(Extracted records)
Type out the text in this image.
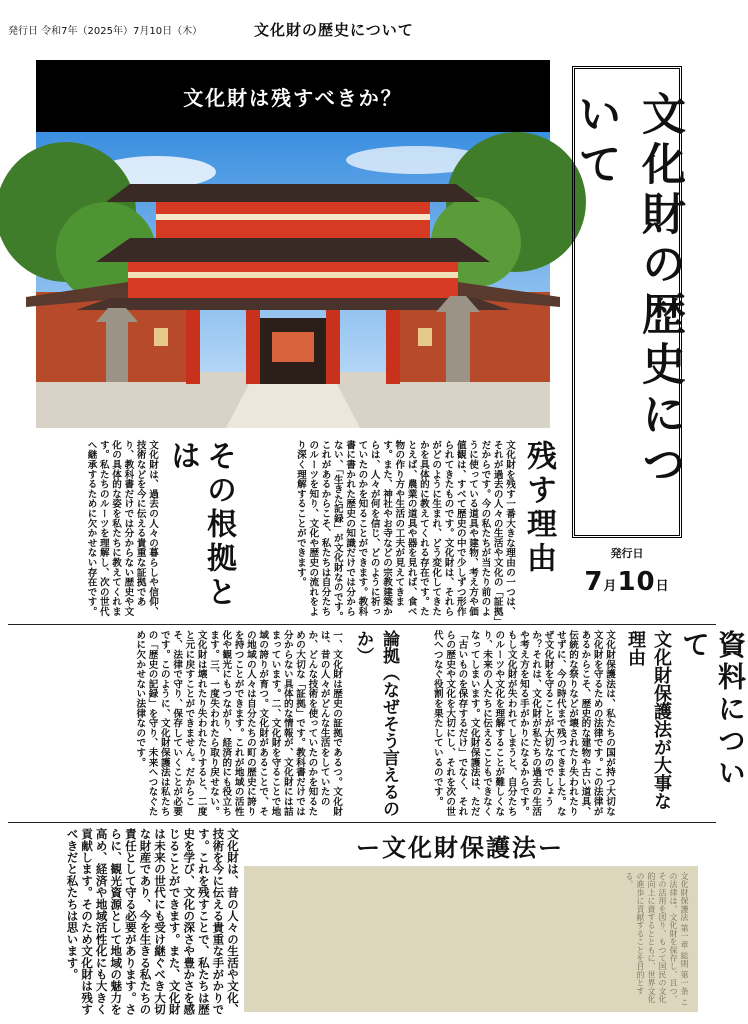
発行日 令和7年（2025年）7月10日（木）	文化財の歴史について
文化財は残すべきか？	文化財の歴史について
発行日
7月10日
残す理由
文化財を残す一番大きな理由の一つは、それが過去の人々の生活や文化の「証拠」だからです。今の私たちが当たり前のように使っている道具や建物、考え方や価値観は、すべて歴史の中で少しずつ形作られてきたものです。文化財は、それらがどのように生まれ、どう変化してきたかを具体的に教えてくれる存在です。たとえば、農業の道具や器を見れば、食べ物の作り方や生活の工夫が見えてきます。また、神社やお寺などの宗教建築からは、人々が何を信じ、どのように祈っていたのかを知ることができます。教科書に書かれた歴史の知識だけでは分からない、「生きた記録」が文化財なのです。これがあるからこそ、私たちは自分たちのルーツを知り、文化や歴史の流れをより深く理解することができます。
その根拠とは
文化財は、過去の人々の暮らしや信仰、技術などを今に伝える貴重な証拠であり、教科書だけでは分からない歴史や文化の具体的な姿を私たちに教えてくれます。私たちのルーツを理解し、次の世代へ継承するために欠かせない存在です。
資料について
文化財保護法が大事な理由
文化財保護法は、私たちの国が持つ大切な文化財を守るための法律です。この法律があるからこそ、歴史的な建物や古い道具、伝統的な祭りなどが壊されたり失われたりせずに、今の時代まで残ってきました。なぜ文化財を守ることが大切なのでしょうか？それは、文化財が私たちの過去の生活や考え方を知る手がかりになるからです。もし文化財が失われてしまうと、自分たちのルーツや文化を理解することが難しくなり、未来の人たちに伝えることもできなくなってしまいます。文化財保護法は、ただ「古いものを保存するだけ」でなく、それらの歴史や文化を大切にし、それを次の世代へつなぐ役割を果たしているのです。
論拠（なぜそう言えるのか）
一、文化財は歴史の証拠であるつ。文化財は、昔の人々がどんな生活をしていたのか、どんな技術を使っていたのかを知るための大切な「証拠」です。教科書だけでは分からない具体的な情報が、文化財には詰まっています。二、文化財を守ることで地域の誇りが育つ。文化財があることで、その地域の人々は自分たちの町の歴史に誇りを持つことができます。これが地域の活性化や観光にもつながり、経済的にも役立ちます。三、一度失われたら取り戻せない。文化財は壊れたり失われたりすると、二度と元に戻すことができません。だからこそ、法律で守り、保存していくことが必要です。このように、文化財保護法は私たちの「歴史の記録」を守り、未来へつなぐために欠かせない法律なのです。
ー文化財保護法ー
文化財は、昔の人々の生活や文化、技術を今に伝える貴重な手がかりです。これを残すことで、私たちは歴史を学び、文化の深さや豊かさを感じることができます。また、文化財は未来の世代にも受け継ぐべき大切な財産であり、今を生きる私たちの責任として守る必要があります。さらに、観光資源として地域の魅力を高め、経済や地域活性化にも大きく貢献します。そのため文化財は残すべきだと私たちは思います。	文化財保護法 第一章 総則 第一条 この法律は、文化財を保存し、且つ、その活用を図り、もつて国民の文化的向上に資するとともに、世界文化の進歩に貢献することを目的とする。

## Task objective
Identify lines with the string "文化財の歴史について". Copy each one.

## Written solution
発行日 令和7年（2025年）7月10日（木）	文化財の歴史について
文化財は残すべきか？	文化財の歴史について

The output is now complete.